**EXERCISE:** Output the material exactly, but drop every image it holds.

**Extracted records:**
* Begin *

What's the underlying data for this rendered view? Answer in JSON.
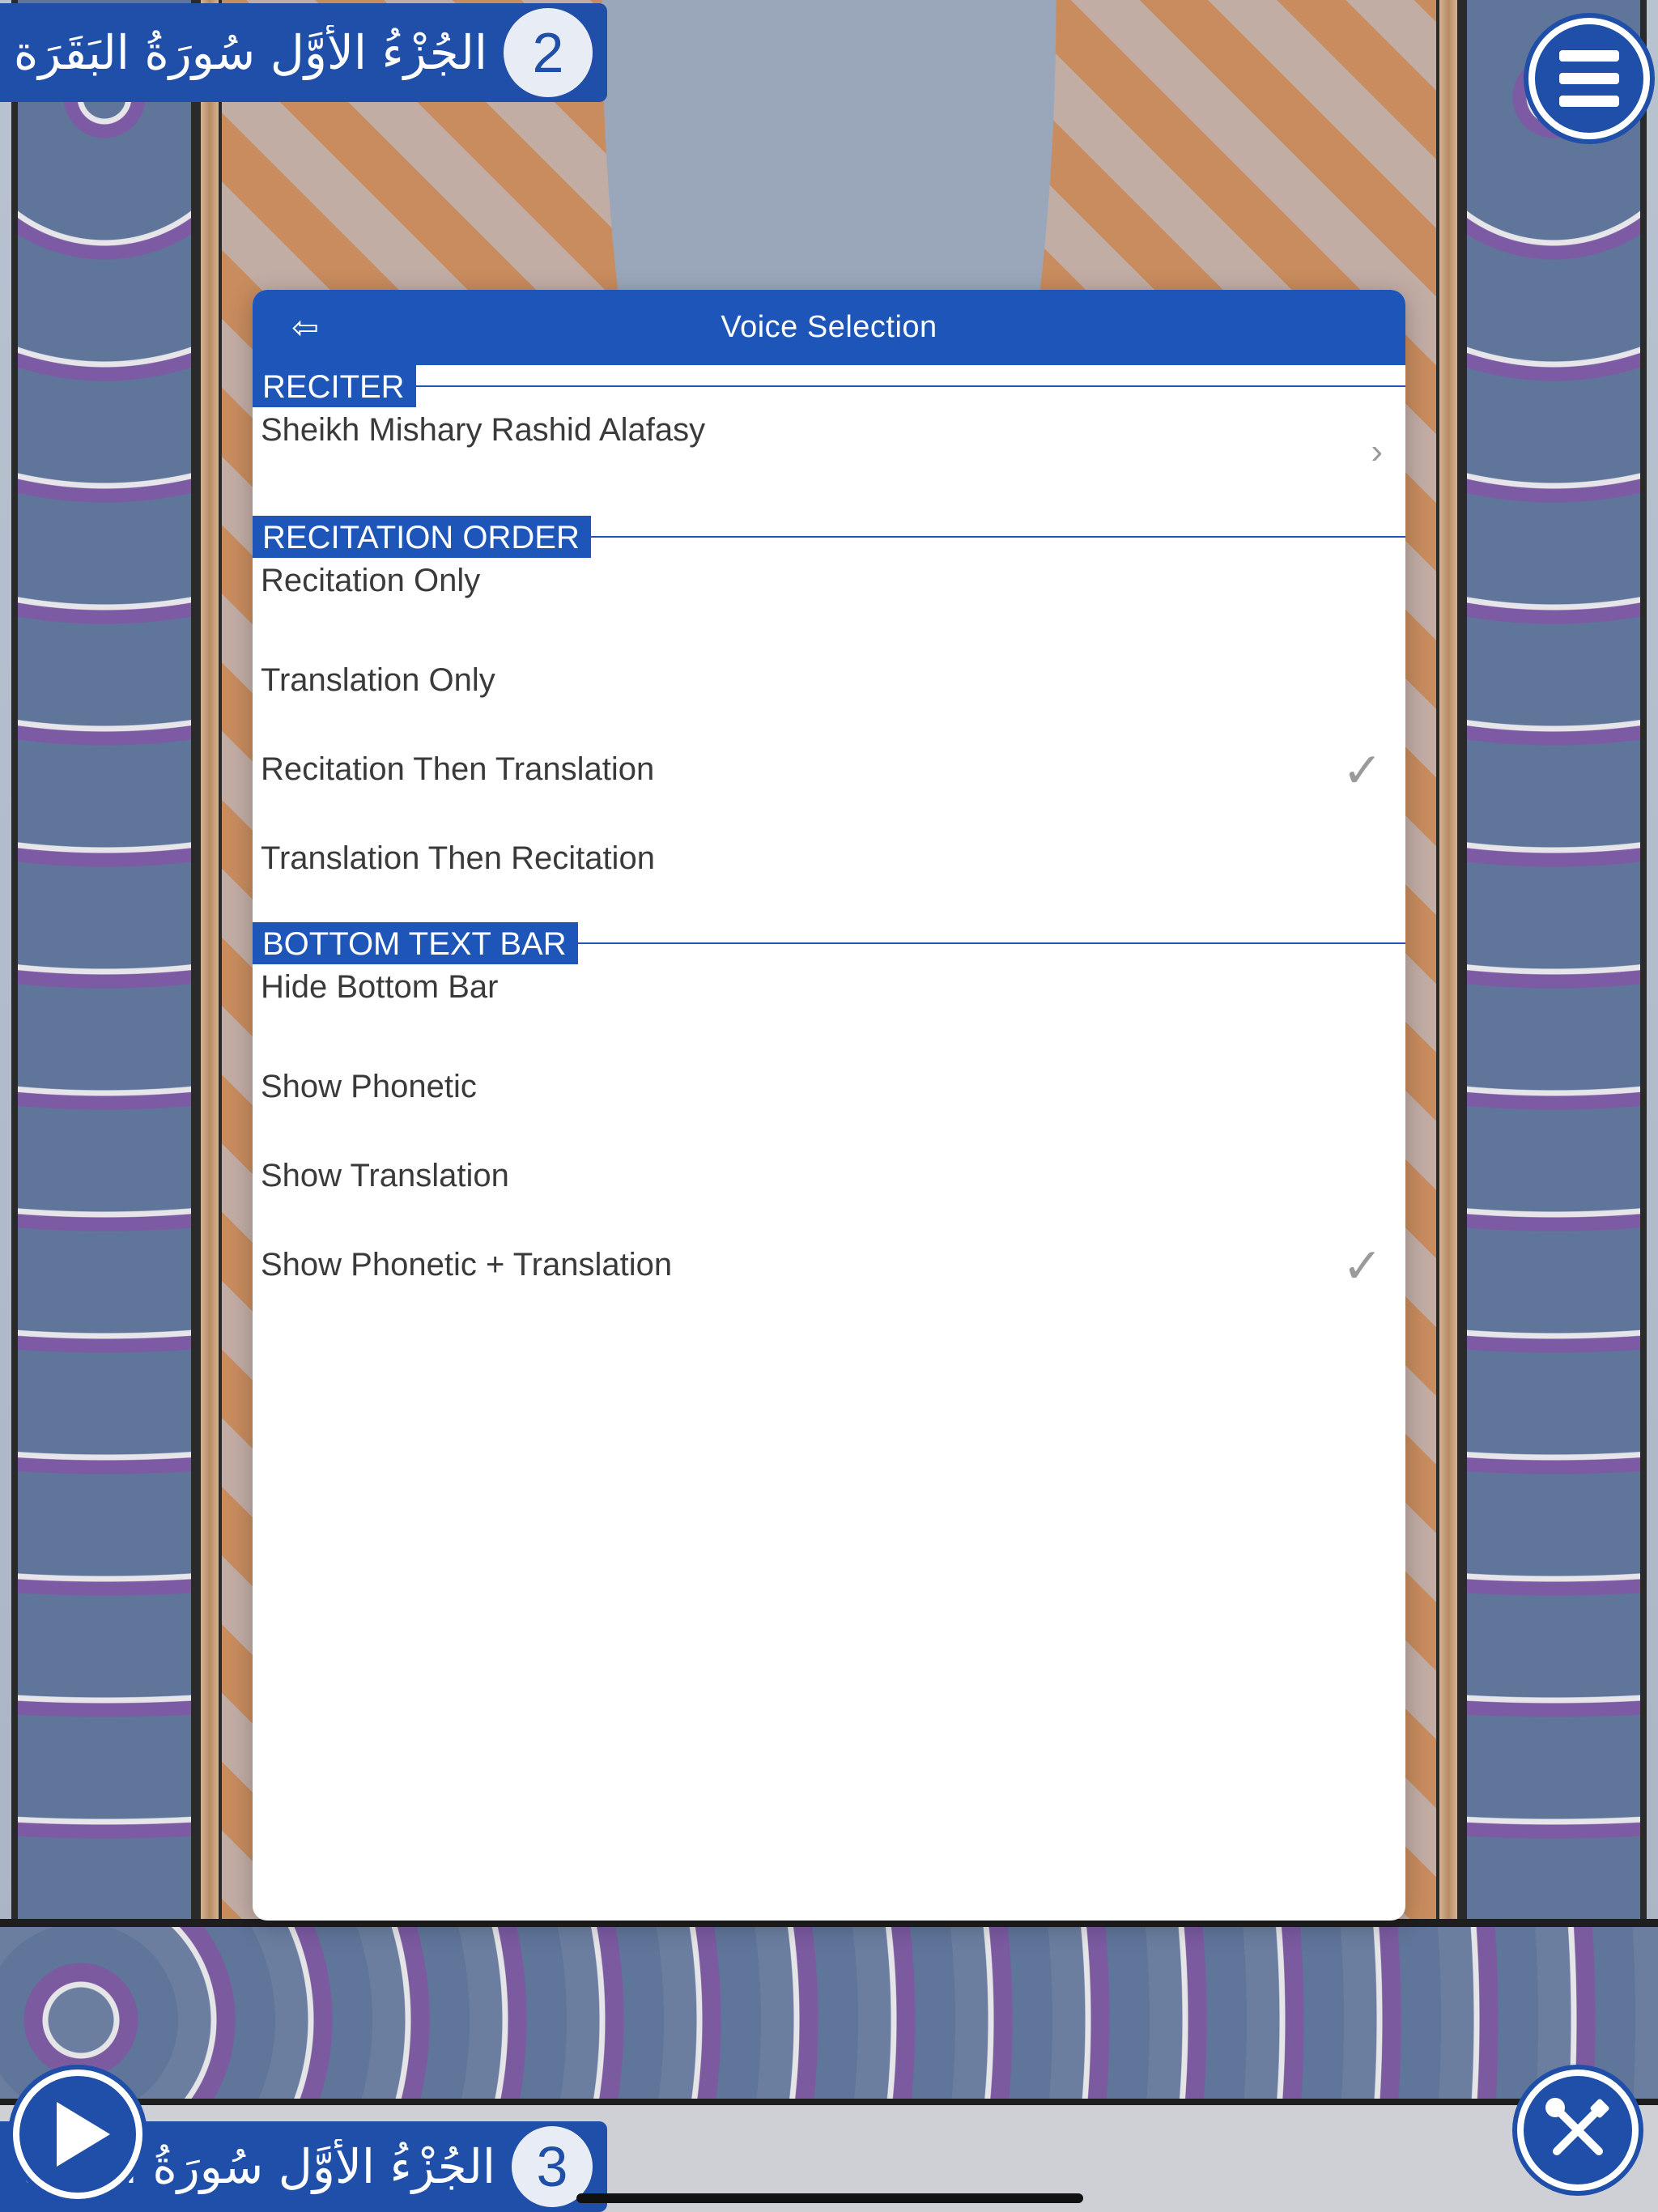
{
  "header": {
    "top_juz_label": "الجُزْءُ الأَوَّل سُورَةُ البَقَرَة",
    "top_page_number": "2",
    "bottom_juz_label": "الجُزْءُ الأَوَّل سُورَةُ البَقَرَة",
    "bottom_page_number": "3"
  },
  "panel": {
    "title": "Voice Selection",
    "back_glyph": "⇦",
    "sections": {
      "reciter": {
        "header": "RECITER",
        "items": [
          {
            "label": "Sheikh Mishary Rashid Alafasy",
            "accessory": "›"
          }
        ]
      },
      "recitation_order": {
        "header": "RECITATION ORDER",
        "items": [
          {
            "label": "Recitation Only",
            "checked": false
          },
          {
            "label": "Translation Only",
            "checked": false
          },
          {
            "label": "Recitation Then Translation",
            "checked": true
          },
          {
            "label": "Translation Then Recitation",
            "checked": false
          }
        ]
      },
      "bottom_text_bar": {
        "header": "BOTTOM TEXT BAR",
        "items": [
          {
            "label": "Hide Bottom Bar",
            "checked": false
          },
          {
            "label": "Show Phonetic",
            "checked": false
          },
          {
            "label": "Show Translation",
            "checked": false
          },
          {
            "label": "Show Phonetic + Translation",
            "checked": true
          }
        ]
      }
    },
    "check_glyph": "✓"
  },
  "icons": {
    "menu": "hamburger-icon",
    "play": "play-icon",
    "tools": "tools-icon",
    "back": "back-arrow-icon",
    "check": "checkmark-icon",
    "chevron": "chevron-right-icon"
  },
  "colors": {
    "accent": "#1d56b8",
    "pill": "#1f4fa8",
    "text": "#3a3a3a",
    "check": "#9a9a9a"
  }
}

* End *

**SOLUTION:**
What's the underlying data for this rendered view? Answer in JSON.
{
  "header": {
    "top_juz_label": "الجُزْءُ الأَوَّل سُورَةُ البَقَرَة",
    "top_page_number": "2",
    "bottom_juz_label": "الجُزْءُ الأَوَّل سُورَةُ البَقَرَة",
    "bottom_page_number": "3"
  },
  "panel": {
    "title": "Voice Selection",
    "back_glyph": "⇦",
    "sections": {
      "reciter": {
        "header": "RECITER",
        "items": [
          {
            "label": "Sheikh Mishary Rashid Alafasy",
            "accessory": "›"
          }
        ]
      },
      "recitation_order": {
        "header": "RECITATION ORDER",
        "items": [
          {
            "label": "Recitation Only",
            "checked": false
          },
          {
            "label": "Translation Only",
            "checked": false
          },
          {
            "label": "Recitation Then Translation",
            "checked": true
          },
          {
            "label": "Translation Then Recitation",
            "checked": false
          }
        ]
      },
      "bottom_text_bar": {
        "header": "BOTTOM TEXT BAR",
        "items": [
          {
            "label": "Hide Bottom Bar",
            "checked": false
          },
          {
            "label": "Show Phonetic",
            "checked": false
          },
          {
            "label": "Show Translation",
            "checked": false
          },
          {
            "label": "Show Phonetic + Translation",
            "checked": true
          }
        ]
      }
    },
    "check_glyph": "✓"
  },
  "icons": {
    "menu": "hamburger-icon",
    "play": "play-icon",
    "tools": "tools-icon",
    "back": "back-arrow-icon",
    "check": "checkmark-icon",
    "chevron": "chevron-right-icon"
  },
  "colors": {
    "accent": "#1d56b8",
    "pill": "#1f4fa8",
    "text": "#3a3a3a",
    "check": "#9a9a9a"
  }
}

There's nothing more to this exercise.